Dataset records
= = =
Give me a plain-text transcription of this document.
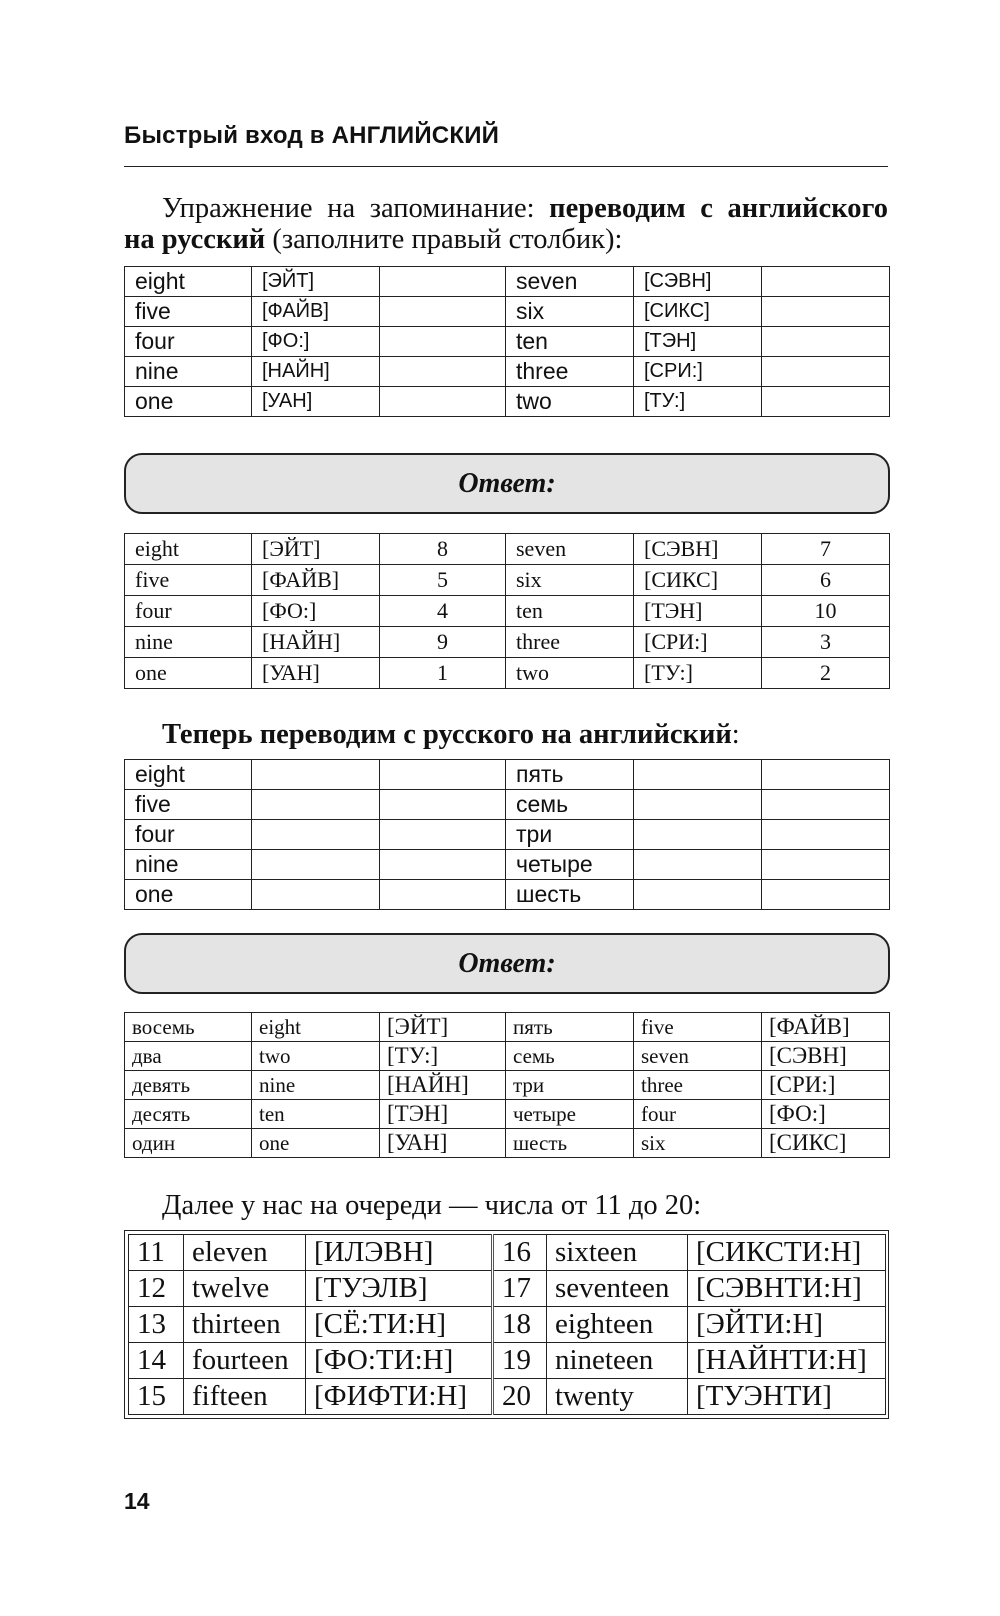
Быстрый вход в АНГЛИЙСКИЙ
Упражнение на запоминание: переводим с английского на русский (заполните правый столбик):
eight	[ЭЙТ]		seven	[СЭВН]	
five	[ФАЙВ]		six	[СИКС]	
four	[ФО:]		ten	[ТЭН]	
nine	[НАЙН]		three	[СРИ:]	
one	[УАН]		two	[ТУ:]	
Ответ:
eight	[ЭЙТ]	8	seven	[СЭВН]	7
five	[ФАЙВ]	5	six	[СИКС]	6
four	[ФО:]	4	ten	[ТЭН]	10
nine	[НАЙН]	9	three	[СРИ:]	3
one	[УАН]	1	two	[ТУ:]	2
Теперь переводим с русского на английский:
eight			пять		
five			семь		
four			три		
nine			четыре		
one			шесть		
Ответ:
восемь	eight	[ЭЙТ]	пять	five	[ФАЙВ]
два	two	[ТУ:]	семь	seven	[СЭВН]
девять	nine	[НАЙН]	три	three	[СРИ:]
десять	ten	[ТЭН]	четыре	four	[ФО:]
один	one	[УАН]	шесть	six	[СИКС]
Далее у нас на очереди — числа от 11 до 20:
11	eleven	[ИЛЭВН]	16	sixteen	[СИКСТИ:Н]
12	twelve	[ТУЭЛВ]	17	seventeen	[СЭВНТИ:Н]
13	thirteen	[СЁ:ТИ:Н]	18	eighteen	[ЭЙТИ:Н]
14	fourteen	[ФО:ТИ:Н]	19	nineteen	[НАЙНТИ:Н]
15	fifteen	[ФИФТИ:Н]	20	twenty	[ТУЭНТИ]
14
= = =
◆ AIM OF THE TASK:
Every entry above should be duplicated exactly. Do not include the images.

◆ FINISHED TASK:
Give me a plain-text transcription of this document.
Быстрый вход в АНГЛИЙСКИЙ
Упражнение на запоминание: переводим с английского на русский (заполните правый столбик):
eight	[ЭЙТ]		seven	[СЭВН]	
five	[ФАЙВ]		six	[СИКС]	
four	[ФО:]		ten	[ТЭН]	
nine	[НАЙН]		three	[СРИ:]	
one	[УАН]		two	[ТУ:]	
Ответ:
eight	[ЭЙТ]	8	seven	[СЭВН]	7
five	[ФАЙВ]	5	six	[СИКС]	6
four	[ФО:]	4	ten	[ТЭН]	10
nine	[НАЙН]	9	three	[СРИ:]	3
one	[УАН]	1	two	[ТУ:]	2
Теперь переводим с русского на английский:
eight			пять		
five			семь		
four			три		
nine			четыре		
one			шесть		
Ответ:
восемь	eight	[ЭЙТ]	пять	five	[ФАЙВ]
два	two	[ТУ:]	семь	seven	[СЭВН]
девять	nine	[НАЙН]	три	three	[СРИ:]
десять	ten	[ТЭН]	четыре	four	[ФО:]
один	one	[УАН]	шесть	six	[СИКС]
Далее у нас на очереди — числа от 11 до 20:
11	eleven	[ИЛЭВН]	16	sixteen	[СИКСТИ:Н]
12	twelve	[ТУЭЛВ]	17	seventeen	[СЭВНТИ:Н]
13	thirteen	[СЁ:ТИ:Н]	18	eighteen	[ЭЙТИ:Н]
14	fourteen	[ФО:ТИ:Н]	19	nineteen	[НАЙНТИ:Н]
15	fifteen	[ФИФТИ:Н]	20	twenty	[ТУЭНТИ]
14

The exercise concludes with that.